PROBLEM TO SOLVE
Locate all lines with the word "التمييز" and copy them out.

EXCERPTED RECORDS
>>>>>

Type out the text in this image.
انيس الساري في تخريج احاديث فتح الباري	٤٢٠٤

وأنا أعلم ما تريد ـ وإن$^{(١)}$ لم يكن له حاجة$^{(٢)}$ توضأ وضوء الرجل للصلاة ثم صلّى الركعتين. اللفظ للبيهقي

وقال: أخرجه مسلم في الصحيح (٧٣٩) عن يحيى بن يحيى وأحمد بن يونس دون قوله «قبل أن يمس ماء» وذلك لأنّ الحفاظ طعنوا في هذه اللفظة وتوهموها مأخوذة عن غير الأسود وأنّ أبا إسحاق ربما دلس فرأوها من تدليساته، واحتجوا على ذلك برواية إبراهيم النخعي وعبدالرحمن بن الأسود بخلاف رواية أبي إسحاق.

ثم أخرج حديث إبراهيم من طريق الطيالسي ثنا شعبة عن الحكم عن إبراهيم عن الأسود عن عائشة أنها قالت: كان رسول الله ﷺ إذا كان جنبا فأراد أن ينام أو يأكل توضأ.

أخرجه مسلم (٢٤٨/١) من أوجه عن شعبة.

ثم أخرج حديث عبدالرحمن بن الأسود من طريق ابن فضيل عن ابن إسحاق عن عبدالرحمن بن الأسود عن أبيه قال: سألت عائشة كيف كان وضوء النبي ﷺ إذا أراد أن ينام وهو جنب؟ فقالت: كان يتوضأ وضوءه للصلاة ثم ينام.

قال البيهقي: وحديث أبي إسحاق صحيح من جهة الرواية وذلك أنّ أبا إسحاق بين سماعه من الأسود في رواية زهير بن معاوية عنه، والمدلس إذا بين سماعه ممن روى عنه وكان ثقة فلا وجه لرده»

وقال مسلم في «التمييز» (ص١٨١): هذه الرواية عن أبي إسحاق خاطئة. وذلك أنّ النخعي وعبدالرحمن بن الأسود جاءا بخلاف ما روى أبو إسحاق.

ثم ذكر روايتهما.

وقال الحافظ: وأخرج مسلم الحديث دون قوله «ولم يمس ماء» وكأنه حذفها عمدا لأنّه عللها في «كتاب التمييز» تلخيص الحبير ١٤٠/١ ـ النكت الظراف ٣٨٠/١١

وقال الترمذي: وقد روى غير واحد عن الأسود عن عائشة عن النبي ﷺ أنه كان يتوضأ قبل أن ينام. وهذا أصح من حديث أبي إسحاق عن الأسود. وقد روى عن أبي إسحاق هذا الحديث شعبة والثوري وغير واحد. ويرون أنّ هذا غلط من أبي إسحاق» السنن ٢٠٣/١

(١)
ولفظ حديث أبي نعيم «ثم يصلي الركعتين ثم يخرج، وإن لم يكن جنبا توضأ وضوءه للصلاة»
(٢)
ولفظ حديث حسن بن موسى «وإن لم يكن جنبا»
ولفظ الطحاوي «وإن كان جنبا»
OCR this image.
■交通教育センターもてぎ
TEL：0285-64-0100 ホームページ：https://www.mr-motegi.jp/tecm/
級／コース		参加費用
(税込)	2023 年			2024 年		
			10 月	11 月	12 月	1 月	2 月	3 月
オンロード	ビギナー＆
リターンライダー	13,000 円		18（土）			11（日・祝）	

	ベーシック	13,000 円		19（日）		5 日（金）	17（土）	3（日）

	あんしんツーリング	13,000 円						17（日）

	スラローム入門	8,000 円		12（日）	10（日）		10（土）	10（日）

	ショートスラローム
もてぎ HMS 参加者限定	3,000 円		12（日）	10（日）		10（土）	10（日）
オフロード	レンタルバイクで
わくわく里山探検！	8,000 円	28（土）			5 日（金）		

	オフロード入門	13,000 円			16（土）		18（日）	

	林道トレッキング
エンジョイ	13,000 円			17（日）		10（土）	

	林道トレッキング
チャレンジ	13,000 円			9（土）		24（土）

<<<<<
>>>>>

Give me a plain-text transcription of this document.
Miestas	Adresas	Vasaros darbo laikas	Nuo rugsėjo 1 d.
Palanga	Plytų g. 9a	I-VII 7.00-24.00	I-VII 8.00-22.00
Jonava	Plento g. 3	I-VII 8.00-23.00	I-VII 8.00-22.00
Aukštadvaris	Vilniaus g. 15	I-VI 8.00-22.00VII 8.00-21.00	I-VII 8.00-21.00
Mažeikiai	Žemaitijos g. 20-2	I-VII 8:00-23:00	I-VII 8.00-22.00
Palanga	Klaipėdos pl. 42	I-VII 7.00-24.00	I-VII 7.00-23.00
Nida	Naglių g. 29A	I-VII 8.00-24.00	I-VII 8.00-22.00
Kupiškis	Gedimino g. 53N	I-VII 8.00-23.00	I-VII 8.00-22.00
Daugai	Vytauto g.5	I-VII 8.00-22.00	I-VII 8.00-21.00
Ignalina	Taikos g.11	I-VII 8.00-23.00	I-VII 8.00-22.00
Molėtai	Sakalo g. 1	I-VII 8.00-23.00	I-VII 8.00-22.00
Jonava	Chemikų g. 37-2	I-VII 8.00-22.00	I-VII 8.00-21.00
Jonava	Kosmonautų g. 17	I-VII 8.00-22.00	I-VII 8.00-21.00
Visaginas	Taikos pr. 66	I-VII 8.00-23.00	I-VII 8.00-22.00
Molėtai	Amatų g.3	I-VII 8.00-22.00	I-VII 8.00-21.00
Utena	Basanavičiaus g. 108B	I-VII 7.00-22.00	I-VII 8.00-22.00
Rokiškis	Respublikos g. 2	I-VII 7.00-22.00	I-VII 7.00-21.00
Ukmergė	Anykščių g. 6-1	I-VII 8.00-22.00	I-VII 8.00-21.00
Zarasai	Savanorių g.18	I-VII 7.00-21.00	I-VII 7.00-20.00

<<<<<

FINAL RESULT
وقال مسلم في «التمييز» (ص١٨١): هذه الرواية عن أبي إسحاق خاطئة. وذلك أنّ النخعي وعبدالرحمن بن الأسود جاءا بخلاف ما روى أبو إسحاق.
وقال الحافظ: وأخرج مسلم الحديث دون قوله «ولم يمس ماء» وكأنه حذفها عمدا لأنّه عللها في «كتاب التمييز» تلخيص الحبير ١٤٠/١ ـ النكت الظراف ٣٨٠/١١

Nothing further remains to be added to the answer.